Dazu kommt noch "Deutschland (Verlassen von allen guten Geistern), in einer dezenten Studiofassung.

Die ersten drei Seiten "Die Städte sehen aus wie schlafende Hunde" befinden sich in diesem Set nun auf der zweiten Disc, womit für Disc 3 viel Platz frei wird, und die Albumspielzeit sich mal eben um eine schlappe Stunde auf knapp 140 Minuten erhöht. Mein absoluter Favorit der Bonus-Titel ist die tolle Version von "Lamm Gottes" mit fantastischem Keyboardsolo. Und hier merkt man wirklich mit allen Sinnen, was Heiner Lürig aus den uralten Bändern rausgeholt hat. Ich hätte dieses Resultat nie für möglich gehalten. Ganz Ähnlich ist es bei "Hilfe von Außen", "Keine Reaktion", der überlangen, düster wavigen "Fütterung", und der wunderbaren "Romanze". "Der letzte Dreck", eine Nummer die erst auf dem nächsten Studioalbum erschien, gibt es übrigens als ebenfalls unveröffentlichtes Klaviersolo, hier dageboten als vierte oder fünfte Zugabe.

*Gestellte Aufgabe 1*: Zähle, in wie vielen Zeilen der Datensätze die Zeichenfolge „interactable“ vorkommt, und nenne nur diese Zahl.
Text und Datensätze sind voneinander unabhängiges Material.

*Material zur Aufgabe*:

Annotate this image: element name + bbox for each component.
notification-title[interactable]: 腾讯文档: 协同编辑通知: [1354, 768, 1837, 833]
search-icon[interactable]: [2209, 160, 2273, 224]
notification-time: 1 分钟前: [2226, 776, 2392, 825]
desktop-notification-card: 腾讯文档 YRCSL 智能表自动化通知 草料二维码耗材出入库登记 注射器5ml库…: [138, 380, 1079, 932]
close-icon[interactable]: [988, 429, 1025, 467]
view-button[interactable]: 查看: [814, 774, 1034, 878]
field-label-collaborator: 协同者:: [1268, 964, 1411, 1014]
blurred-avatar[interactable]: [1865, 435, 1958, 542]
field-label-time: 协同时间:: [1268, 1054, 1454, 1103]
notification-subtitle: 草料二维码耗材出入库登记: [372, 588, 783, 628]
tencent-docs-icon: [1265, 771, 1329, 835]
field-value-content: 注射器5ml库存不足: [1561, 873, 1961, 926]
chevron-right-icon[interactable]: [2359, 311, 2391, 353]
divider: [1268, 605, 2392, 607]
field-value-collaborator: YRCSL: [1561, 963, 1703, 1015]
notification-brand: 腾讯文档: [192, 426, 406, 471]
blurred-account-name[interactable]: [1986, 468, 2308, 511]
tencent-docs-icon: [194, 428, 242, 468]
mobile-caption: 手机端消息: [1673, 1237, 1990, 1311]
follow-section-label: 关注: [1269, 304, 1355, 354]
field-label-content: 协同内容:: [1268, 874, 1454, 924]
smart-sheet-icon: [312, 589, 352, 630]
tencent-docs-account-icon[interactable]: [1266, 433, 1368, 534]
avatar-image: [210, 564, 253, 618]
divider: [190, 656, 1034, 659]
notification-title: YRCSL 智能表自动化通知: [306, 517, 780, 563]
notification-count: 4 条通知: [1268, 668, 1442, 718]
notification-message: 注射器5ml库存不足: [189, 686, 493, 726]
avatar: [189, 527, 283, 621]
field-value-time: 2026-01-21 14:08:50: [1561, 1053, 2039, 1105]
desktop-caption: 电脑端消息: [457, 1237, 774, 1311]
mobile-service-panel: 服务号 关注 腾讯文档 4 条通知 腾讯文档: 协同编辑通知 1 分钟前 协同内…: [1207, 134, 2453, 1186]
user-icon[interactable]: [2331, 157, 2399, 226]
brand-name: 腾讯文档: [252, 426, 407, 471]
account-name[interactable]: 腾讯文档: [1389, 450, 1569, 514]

*Gestellte Aufgabe 2*: Übernimm wörtlich die Stelle aus dem Text, die mit „Die ersten drei“ beginnt und bis einschließlich „oder fünfte Zugabe.“ reicht.

*Richtige Antwort 1*: 10

*Richtige Antwort 2*:
Die ersten drei Seiten "Die Städte sehen aus wie schlafende Hunde" befinden sich in diesem Set nun auf der zweiten Disc, womit für Disc 3 viel Platz frei wird, und die Albumspielzeit sich mal eben um eine schlappe Stunde auf knapp 140 Minuten erhöht. Mein absoluter Favorit der Bonus-Titel ist die tolle Version von "Lamm Gottes" mit fantastischem Keyboardsolo. Und hier merkt man wirklich mit allen Sinnen, was Heiner Lürig aus den uralten Bändern rausgeholt hat. Ich hätte dieses Resultat nie für möglich gehalten. Ganz Ähnlich ist es bei "Hilfe von Außen", "Keine Reaktion", der überlangen, düster wavigen "Fütterung", und der wunderbaren "Romanze". "Der letzte Dreck", eine Nummer die erst auf dem nächsten Studioalbum erschien, gibt es übrigens als ebenfalls unveröffentlichtes Klaviersolo, hier dageboten als vierte oder fünfte Zugabe.